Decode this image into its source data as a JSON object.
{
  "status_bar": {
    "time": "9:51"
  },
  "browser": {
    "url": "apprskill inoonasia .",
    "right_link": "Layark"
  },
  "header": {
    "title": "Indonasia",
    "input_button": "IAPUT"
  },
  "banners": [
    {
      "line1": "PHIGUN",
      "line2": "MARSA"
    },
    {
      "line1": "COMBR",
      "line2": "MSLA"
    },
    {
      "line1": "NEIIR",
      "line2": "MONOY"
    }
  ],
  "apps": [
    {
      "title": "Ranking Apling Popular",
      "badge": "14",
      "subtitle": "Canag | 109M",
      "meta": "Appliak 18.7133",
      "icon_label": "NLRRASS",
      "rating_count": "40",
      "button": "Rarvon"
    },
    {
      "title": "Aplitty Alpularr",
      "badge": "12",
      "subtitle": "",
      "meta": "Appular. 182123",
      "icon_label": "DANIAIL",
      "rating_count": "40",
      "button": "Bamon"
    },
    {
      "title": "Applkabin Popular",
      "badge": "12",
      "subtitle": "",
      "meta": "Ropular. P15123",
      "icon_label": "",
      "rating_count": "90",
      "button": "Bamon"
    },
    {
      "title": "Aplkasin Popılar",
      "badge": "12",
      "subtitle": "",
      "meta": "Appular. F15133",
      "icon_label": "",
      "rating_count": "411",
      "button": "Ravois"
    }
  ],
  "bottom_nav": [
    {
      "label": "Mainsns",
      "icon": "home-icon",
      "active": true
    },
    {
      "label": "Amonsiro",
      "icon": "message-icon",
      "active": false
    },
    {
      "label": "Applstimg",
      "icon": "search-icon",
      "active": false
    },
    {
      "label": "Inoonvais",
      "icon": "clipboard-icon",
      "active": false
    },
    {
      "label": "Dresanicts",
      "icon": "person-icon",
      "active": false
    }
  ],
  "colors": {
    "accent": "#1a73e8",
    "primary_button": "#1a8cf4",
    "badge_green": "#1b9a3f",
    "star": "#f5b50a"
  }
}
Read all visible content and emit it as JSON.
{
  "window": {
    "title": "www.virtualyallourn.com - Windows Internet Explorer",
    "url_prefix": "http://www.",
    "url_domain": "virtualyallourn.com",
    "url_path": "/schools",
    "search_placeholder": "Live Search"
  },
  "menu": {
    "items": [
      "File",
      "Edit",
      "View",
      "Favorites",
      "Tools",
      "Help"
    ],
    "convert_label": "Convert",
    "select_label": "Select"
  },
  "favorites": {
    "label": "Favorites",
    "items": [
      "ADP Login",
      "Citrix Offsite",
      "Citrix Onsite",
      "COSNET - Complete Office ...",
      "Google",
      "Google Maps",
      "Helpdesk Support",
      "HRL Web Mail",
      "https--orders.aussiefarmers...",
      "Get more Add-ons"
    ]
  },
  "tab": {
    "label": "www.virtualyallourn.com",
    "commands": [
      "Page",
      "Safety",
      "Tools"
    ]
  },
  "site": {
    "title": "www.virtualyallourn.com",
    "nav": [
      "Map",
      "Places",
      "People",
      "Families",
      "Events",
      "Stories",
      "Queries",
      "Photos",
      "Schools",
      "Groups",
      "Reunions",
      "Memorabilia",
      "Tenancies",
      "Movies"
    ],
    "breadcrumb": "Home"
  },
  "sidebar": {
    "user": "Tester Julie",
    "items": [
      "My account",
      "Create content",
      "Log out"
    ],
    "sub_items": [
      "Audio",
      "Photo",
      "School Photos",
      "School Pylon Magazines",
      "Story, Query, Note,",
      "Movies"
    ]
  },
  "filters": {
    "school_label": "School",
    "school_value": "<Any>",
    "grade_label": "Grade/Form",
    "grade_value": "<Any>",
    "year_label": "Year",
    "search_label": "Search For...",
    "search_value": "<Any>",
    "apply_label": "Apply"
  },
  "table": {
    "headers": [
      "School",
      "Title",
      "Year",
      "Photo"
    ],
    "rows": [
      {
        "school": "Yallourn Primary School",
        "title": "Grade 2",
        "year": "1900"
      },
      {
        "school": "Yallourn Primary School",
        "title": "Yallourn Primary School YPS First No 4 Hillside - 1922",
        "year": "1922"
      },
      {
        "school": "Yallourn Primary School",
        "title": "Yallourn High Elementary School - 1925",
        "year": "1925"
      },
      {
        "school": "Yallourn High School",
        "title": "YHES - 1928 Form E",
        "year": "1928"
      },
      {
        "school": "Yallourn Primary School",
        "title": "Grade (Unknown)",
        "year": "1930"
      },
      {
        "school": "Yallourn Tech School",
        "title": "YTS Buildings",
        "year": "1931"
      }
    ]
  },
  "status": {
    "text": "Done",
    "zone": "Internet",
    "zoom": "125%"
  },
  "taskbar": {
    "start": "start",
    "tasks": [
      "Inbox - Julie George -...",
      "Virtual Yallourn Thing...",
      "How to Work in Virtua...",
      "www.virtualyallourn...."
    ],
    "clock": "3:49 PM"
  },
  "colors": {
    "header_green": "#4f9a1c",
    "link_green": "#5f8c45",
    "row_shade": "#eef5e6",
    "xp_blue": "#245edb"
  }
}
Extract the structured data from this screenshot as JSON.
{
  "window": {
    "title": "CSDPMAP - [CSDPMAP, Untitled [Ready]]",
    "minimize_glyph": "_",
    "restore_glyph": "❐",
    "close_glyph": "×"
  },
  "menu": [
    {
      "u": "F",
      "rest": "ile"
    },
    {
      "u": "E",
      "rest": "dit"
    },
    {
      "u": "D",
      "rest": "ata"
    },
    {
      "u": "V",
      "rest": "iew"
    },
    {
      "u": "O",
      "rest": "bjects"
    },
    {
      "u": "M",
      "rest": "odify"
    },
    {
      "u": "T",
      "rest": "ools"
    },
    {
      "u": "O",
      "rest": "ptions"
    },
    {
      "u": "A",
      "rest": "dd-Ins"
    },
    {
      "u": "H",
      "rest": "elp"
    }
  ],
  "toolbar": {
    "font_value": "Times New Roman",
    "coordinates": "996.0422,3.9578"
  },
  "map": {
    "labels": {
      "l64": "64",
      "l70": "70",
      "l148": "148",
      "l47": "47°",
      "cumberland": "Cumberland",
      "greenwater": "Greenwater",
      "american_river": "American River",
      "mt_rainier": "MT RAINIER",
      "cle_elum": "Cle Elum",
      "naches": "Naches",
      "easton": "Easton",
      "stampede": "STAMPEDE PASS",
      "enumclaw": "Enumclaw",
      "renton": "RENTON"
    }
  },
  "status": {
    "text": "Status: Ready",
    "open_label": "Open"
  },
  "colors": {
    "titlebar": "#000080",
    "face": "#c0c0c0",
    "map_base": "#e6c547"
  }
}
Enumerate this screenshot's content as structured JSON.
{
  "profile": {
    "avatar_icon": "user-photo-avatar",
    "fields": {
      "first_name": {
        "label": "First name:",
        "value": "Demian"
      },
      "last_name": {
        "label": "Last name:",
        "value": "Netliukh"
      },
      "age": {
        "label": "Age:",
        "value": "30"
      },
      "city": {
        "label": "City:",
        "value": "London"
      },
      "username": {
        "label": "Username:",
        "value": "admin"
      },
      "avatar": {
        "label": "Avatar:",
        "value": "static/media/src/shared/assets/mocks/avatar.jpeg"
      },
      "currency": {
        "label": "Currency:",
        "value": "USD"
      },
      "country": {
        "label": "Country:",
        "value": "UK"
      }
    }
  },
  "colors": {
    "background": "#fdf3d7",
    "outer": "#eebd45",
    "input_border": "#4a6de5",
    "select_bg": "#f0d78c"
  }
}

▶ _Short problem_
Your task is to reproduce all of the records exactly.

▶ _Response_
Decode this image into its source data as a JSON object.
{
  "status_bar": {
    "time": "9:51"
  },
  "browser": {
    "url": "apprskill inoonasia .",
    "right_link": "Layark"
  },
  "header": {
    "title": "Indonasia",
    "input_button": "IAPUT"
  },
  "banners": [
    {
      "line1": "PHIGUN",
      "line2": "MARSA"
    },
    {
      "line1": "COMBR",
      "line2": "MSLA"
    },
    {
      "line1": "NEIIR",
      "line2": "MONOY"
    }
  ],
  "apps": [
    {
      "title": "Ranking Apling Popular",
      "badge": "14",
      "subtitle": "Canag | 109M",
      "meta": "Appliak 18.7133",
      "icon_label": "NLRRASS",
      "rating_count": "40",
      "button": "Rarvon"
    },
    {
      "title": "Aplitty Alpularr",
      "badge": "12",
      "subtitle": "",
      "meta": "Appular. 182123",
      "icon_label": "DANIAIL",
      "rating_count": "40",
      "button": "Bamon"
    },
    {
      "title": "Applkabin Popular",
      "badge": "12",
      "subtitle": "",
      "meta": "Ropular. P15123",
      "icon_label": "",
      "rating_count": "90",
      "button": "Bamon"
    },
    {
      "title": "Aplkasin Popılar",
      "badge": "12",
      "subtitle": "",
      "meta": "Appular. F15133",
      "icon_label": "",
      "rating_count": "411",
      "button": "Ravois"
    }
  ],
  "bottom_nav": [
    {
      "label": "Mainsns",
      "icon": "home-icon",
      "active": true
    },
    {
      "label": "Amonsiro",
      "icon": "message-icon",
      "active": false
    },
    {
      "label": "Applstimg",
      "icon": "search-icon",
      "active": false
    },
    {
      "label": "Inoonvais",
      "icon": "clipboard-icon",
      "active": false
    },
    {
      "label": "Dresanicts",
      "icon": "person-icon",
      "active": false
    }
  ],
  "colors": {
    "accent": "#1a73e8",
    "primary_button": "#1a8cf4",
    "badge_green": "#1b9a3f",
    "star": "#f5b50a"
  }
}
Read all visible content and emit it as JSON.
{
  "window": {
    "title": "www.virtualyallourn.com - Windows Internet Explorer",
    "url_prefix": "http://www.",
    "url_domain": "virtualyallourn.com",
    "url_path": "/schools",
    "search_placeholder": "Live Search"
  },
  "menu": {
    "items": [
      "File",
      "Edit",
      "View",
      "Favorites",
      "Tools",
      "Help"
    ],
    "convert_label": "Convert",
    "select_label": "Select"
  },
  "favorites": {
    "label": "Favorites",
    "items": [
      "ADP Login",
      "Citrix Offsite",
      "Citrix Onsite",
      "COSNET - Complete Office ...",
      "Google",
      "Google Maps",
      "Helpdesk Support",
      "HRL Web Mail",
      "https--orders.aussiefarmers...",
      "Get more Add-ons"
    ]
  },
  "tab": {
    "label": "www.virtualyallourn.com",
    "commands": [
      "Page",
      "Safety",
      "Tools"
    ]
  },
  "site": {
    "title": "www.virtualyallourn.com",
    "nav": [
      "Map",
      "Places",
      "People",
      "Families",
      "Events",
      "Stories",
      "Queries",
      "Photos",
      "Schools",
      "Groups",
      "Reunions",
      "Memorabilia",
      "Tenancies",
      "Movies"
    ],
    "breadcrumb": "Home"
  },
  "sidebar": {
    "user": "Tester Julie",
    "items": [
      "My account",
      "Create content",
      "Log out"
    ],
    "sub_items": [
      "Audio",
      "Photo",
      "School Photos",
      "School Pylon Magazines",
      "Story, Query, Note,",
      "Movies"
    ]
  },
  "filters": {
    "school_label": "School",
    "school_value": "<Any>",
    "grade_label": "Grade/Form",
    "grade_value": "<Any>",
    "year_label": "Year",
    "search_label": "Search For...",
    "search_value": "<Any>",
    "apply_label": "Apply"
  },
  "table": {
    "headers": [
      "School",
      "Title",
      "Year",
      "Photo"
    ],
    "rows": [
      {
        "school": "Yallourn Primary School",
        "title": "Grade 2",
        "year": "1900"
      },
      {
        "school": "Yallourn Primary School",
        "title": "Yallourn Primary School YPS First No 4 Hillside - 1922",
        "year": "1922"
      },
      {
        "school": "Yallourn Primary School",
        "title": "Yallourn High Elementary School - 1925",
        "year": "1925"
      },
      {
        "school": "Yallourn High School",
        "title": "YHES - 1928 Form E",
        "year": "1928"
      },
      {
        "school": "Yallourn Primary School",
        "title": "Grade (Unknown)",
        "year": "1930"
      },
      {
        "school": "Yallourn Tech School",
        "title": "YTS Buildings",
        "year": "1931"
      }
    ]
  },
  "status": {
    "text": "Done",
    "zone": "Internet",
    "zoom": "125%"
  },
  "taskbar": {
    "start": "start",
    "tasks": [
      "Inbox - Julie George -...",
      "Virtual Yallourn Thing...",
      "How to Work in Virtua...",
      "www.virtualyallourn...."
    ],
    "clock": "3:49 PM"
  },
  "colors": {
    "header_green": "#4f9a1c",
    "link_green": "#5f8c45",
    "row_shade": "#eef5e6",
    "xp_blue": "#245edb"
  }
}
Extract the structured data from this screenshot as JSON.
{
  "window": {
    "title": "CSDPMAP - [CSDPMAP, Untitled [Ready]]",
    "minimize_glyph": "_",
    "restore_glyph": "❐",
    "close_glyph": "×"
  },
  "menu": [
    {
      "u": "F",
      "rest": "ile"
    },
    {
      "u": "E",
      "rest": "dit"
    },
    {
      "u": "D",
      "rest": "ata"
    },
    {
      "u": "V",
      "rest": "iew"
    },
    {
      "u": "O",
      "rest": "bjects"
    },
    {
      "u": "M",
      "rest": "odify"
    },
    {
      "u": "T",
      "rest": "ools"
    },
    {
      "u": "O",
      "rest": "ptions"
    },
    {
      "u": "A",
      "rest": "dd-Ins"
    },
    {
      "u": "H",
      "rest": "elp"
    }
  ],
  "toolbar": {
    "font_value": "Times New Roman",
    "coordinates": "996.0422,3.9578"
  },
  "map": {
    "labels": {
      "l64": "64",
      "l70": "70",
      "l148": "148",
      "l47": "47°",
      "cumberland": "Cumberland",
      "greenwater": "Greenwater",
      "american_river": "American River",
      "mt_rainier": "MT RAINIER",
      "cle_elum": "Cle Elum",
      "naches": "Naches",
      "easton": "Easton",
      "stampede": "STAMPEDE PASS",
      "enumclaw": "Enumclaw",
      "renton": "RENTON"
    }
  },
  "status": {
    "text": "Status: Ready",
    "open_label": "Open"
  },
  "colors": {
    "titlebar": "#000080",
    "face": "#c0c0c0",
    "map_base": "#e6c547"
  }
}
Enumerate this screenshot's content as structured JSON.
{
  "profile": {
    "avatar_icon": "user-photo-avatar",
    "fields": {
      "first_name": {
        "label": "First name:",
        "value": "Demian"
      },
      "last_name": {
        "label": "Last name:",
        "value": "Netliukh"
      },
      "age": {
        "label": "Age:",
        "value": "30"
      },
      "city": {
        "label": "City:",
        "value": "London"
      },
      "username": {
        "label": "Username:",
        "value": "admin"
      },
      "avatar": {
        "label": "Avatar:",
        "value": "static/media/src/shared/assets/mocks/avatar.jpeg"
      },
      "currency": {
        "label": "Currency:",
        "value": "USD"
      },
      "country": {
        "label": "Country:",
        "value": "UK"
      }
    }
  },
  "colors": {
    "background": "#fdf3d7",
    "outer": "#eebd45",
    "input_border": "#4a6de5",
    "select_bg": "#f0d78c"
  }
}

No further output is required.